==== Record extracts ====

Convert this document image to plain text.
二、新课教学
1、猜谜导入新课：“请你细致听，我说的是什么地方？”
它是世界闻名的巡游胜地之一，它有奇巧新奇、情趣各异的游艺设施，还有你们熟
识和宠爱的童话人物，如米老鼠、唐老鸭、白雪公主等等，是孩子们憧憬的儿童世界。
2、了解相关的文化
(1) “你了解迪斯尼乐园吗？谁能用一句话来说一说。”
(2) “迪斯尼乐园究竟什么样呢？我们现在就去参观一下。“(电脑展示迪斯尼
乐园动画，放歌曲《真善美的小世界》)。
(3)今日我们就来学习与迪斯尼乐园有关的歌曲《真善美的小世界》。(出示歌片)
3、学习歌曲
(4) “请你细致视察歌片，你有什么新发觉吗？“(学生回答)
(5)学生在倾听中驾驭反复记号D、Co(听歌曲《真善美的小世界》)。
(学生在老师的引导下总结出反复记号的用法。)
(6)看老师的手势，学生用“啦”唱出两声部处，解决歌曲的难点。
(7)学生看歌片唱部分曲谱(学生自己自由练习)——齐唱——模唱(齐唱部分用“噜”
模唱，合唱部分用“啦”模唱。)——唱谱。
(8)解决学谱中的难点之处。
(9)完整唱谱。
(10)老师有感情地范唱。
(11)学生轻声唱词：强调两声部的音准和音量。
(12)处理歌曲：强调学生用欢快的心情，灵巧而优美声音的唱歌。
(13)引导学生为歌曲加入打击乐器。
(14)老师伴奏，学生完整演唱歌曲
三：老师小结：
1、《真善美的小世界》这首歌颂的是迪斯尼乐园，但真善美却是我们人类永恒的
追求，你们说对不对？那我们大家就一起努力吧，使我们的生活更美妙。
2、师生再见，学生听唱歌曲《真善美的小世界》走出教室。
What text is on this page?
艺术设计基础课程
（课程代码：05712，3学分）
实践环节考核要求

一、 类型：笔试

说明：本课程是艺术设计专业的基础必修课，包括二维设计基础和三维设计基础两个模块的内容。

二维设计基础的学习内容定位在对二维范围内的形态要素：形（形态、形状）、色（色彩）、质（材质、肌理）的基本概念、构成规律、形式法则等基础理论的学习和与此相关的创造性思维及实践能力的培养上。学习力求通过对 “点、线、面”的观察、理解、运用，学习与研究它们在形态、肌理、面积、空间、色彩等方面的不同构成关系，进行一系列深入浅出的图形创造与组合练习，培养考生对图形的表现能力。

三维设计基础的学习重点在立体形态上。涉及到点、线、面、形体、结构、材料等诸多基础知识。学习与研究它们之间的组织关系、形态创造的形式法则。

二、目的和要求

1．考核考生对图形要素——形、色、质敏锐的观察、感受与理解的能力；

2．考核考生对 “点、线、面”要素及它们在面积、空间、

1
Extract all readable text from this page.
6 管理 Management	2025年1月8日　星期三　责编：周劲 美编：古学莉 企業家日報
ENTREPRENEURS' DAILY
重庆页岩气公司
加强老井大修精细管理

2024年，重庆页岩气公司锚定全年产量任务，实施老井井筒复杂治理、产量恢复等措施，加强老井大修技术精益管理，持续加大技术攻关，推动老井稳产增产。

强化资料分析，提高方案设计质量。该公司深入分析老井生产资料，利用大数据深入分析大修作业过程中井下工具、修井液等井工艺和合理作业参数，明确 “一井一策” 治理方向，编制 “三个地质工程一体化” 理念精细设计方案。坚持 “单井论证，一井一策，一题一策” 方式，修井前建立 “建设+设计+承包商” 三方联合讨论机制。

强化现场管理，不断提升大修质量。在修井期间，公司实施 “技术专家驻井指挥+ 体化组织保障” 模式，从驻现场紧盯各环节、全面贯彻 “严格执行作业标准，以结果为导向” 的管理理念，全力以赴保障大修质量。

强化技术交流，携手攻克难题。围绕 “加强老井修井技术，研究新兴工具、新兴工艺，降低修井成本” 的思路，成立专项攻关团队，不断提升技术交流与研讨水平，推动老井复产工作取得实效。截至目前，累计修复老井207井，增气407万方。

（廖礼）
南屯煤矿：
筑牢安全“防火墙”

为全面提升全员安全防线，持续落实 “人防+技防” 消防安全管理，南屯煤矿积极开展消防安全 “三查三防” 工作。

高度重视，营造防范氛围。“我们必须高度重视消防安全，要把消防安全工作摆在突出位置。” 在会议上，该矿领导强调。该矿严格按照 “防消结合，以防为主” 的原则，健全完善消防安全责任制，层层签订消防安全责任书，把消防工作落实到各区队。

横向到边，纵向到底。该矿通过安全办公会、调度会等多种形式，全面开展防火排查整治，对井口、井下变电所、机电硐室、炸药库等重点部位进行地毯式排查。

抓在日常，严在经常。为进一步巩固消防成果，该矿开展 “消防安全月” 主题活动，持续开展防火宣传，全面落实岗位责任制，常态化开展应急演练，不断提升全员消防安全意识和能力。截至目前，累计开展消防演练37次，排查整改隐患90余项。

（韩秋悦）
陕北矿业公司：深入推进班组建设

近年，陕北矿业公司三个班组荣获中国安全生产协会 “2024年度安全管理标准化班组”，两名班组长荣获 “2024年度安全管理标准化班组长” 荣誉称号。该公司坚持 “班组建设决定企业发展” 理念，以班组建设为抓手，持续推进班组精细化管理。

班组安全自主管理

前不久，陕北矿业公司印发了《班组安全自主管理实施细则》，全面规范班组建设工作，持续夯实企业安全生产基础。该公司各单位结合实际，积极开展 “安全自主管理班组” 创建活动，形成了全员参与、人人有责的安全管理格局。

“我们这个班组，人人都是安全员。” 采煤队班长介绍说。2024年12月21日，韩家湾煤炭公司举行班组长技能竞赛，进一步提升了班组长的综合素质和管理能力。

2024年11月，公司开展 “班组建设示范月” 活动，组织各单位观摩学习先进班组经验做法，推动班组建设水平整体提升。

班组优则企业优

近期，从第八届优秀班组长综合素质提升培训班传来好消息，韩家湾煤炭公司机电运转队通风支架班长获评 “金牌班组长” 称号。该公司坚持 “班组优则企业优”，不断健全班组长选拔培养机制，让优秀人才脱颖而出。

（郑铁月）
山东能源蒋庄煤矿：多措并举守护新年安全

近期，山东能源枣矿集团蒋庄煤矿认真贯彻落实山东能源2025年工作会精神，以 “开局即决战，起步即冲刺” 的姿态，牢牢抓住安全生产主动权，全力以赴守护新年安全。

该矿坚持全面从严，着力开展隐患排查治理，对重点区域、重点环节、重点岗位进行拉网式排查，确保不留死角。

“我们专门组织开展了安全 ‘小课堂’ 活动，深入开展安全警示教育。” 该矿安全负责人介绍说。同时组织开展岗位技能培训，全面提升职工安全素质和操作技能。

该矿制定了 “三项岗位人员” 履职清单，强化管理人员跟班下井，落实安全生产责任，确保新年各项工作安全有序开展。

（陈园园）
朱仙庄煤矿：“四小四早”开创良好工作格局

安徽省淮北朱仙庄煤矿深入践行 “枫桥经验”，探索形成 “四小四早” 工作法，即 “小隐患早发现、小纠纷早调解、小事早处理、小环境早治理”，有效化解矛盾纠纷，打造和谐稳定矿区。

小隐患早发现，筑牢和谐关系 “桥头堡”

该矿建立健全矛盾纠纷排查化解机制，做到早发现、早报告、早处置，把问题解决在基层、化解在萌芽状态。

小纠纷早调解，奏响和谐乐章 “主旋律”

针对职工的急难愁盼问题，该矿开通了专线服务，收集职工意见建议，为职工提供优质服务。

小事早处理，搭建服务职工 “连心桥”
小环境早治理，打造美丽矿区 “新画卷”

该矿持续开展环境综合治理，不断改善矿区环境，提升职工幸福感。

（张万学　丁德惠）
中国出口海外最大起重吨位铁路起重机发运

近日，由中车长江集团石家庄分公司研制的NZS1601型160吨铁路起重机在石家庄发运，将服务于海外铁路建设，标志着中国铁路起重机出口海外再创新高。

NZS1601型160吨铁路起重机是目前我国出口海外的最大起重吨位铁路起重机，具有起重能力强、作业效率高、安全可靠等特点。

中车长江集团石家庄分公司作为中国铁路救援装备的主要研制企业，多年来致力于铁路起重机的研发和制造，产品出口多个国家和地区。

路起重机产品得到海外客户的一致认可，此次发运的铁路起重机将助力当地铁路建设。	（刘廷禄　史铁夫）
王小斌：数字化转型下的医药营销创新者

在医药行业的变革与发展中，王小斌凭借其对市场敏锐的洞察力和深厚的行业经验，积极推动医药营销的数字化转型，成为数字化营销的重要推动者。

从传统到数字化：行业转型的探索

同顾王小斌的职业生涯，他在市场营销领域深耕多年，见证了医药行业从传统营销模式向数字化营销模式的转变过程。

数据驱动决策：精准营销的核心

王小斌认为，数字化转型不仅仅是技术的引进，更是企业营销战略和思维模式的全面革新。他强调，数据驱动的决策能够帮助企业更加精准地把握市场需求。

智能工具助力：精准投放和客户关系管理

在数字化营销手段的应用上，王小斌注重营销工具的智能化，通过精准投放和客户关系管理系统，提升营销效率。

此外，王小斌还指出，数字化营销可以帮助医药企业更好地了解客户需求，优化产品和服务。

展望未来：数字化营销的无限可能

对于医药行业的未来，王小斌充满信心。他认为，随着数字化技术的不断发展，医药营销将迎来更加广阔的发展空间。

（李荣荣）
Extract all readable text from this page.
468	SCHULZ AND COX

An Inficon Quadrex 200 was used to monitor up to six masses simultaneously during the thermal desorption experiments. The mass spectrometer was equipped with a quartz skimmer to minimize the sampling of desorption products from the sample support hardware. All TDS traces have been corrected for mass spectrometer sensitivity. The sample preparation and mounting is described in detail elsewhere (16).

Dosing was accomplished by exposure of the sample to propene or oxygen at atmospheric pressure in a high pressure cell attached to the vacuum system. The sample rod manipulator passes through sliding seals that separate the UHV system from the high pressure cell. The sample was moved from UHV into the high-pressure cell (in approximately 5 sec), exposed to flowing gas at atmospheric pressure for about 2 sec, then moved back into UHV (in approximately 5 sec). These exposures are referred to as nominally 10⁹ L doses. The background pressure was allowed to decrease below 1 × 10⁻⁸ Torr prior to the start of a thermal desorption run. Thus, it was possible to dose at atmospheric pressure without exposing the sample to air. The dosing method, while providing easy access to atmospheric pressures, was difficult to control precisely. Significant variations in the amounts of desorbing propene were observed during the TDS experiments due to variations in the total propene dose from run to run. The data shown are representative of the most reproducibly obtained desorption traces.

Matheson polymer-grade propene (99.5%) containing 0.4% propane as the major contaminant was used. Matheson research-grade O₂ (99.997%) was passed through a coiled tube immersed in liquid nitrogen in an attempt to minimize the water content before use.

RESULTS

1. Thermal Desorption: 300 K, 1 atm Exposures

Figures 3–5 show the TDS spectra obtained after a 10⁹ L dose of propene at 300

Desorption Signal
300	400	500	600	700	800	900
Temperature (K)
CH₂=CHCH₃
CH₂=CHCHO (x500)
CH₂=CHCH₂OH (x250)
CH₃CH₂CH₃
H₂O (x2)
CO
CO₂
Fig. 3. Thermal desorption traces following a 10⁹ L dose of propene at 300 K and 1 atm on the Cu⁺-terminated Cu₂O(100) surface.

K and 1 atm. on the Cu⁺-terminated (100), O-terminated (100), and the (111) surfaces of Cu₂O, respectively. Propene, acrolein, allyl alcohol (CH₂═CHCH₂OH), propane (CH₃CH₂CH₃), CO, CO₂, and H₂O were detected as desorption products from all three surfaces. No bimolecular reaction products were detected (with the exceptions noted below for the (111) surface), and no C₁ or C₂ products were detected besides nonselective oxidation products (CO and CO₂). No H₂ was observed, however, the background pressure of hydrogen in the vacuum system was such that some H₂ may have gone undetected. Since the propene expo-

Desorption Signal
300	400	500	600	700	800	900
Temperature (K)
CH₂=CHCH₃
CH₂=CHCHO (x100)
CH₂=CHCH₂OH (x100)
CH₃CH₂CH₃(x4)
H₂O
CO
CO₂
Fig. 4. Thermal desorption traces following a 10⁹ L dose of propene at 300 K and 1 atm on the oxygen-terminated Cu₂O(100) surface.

====

Search the listing above for the string "该公司坚持". Copy every line that contains it.

近年，陕北矿业公司三个班组荣获中国安全生产协会 “2024年度安全管理标准化班组”，两名班组长荣获 “2024年度安全管理标准化班组长” 荣誉称号。该公司坚持 “班组建设决定企业发展” 理念，以班组建设为抓手，持续推进班组精细化管理。
近期，从第八届优秀班组长综合素质提升培训班传来好消息，韩家湾煤炭公司机电运转队通风支架班长获评 “金牌班组长” 称号。该公司坚持 “班组优则企业优”，不断健全班组长选拔培养机制，让优秀人才脱颖而出。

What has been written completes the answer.